_Request_
Could you copy every line from the material below in which "JSON" appears?
====== Recorded data ======
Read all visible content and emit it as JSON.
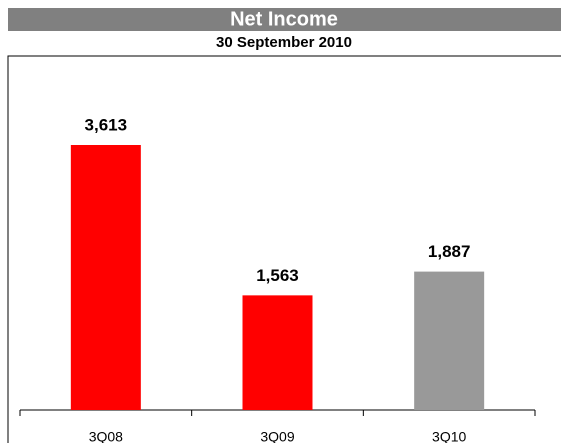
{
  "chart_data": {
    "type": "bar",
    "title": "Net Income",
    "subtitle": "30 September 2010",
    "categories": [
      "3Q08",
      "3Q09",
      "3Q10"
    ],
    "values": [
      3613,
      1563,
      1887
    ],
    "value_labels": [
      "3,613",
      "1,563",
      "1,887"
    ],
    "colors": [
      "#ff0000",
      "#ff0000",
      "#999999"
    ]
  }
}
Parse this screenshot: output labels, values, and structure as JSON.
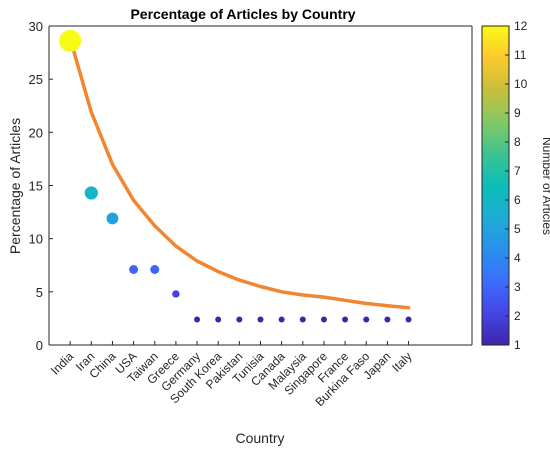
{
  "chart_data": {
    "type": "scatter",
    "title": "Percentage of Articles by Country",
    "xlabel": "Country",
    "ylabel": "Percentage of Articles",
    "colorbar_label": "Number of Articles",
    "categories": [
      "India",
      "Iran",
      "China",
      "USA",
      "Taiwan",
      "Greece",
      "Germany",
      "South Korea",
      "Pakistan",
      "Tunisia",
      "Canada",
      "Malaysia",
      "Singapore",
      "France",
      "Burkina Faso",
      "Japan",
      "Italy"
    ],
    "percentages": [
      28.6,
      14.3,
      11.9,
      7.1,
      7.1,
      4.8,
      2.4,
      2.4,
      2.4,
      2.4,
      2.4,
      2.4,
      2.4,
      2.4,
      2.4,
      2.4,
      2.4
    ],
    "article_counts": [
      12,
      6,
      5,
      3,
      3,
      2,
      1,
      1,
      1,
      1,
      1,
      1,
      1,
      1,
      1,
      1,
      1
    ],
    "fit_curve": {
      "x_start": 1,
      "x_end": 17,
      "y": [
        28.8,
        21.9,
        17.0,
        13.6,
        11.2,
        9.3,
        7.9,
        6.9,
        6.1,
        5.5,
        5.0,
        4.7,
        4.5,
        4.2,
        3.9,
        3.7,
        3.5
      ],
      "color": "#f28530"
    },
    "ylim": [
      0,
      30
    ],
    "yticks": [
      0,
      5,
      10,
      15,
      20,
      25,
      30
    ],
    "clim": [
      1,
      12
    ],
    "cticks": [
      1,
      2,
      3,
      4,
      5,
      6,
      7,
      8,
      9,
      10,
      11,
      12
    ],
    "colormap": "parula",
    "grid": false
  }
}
======
====== Recorded data ======
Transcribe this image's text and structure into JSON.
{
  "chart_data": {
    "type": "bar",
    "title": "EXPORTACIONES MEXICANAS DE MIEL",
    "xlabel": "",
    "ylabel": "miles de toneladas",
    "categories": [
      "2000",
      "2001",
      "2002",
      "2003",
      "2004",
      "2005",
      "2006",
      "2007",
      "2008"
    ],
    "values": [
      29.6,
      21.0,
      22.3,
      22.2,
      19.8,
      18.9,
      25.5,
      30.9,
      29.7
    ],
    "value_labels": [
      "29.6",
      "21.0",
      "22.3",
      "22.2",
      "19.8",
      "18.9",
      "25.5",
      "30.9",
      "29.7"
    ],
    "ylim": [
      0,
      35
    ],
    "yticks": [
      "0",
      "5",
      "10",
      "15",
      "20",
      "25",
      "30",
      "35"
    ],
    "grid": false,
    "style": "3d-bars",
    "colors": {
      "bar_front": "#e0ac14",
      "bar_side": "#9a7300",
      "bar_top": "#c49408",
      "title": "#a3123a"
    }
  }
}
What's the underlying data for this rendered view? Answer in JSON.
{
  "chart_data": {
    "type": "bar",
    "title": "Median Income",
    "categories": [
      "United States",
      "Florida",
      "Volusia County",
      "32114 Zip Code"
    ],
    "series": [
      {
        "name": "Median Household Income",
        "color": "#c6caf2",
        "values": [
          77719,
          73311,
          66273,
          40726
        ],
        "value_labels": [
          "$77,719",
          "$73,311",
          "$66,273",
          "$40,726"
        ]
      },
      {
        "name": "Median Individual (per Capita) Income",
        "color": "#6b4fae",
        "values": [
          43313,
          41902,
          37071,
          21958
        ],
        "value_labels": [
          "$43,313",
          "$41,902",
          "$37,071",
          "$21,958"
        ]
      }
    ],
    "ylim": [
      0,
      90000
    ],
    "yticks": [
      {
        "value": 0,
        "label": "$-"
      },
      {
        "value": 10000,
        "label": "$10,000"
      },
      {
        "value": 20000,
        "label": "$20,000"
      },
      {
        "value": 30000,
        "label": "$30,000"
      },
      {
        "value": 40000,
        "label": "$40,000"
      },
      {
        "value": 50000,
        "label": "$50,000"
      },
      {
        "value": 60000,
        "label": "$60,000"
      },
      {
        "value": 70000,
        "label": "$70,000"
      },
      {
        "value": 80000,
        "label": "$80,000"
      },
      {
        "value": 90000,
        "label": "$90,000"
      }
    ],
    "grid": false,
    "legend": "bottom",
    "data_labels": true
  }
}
======
_Task result_
Read all visible content and emit it as JSON.
Parse this screenshot: output labels, values, and structure as JSON.
Transcribe this image's text and structure into JSON.
What's the underlying data for this rendered view? Answer in JSON.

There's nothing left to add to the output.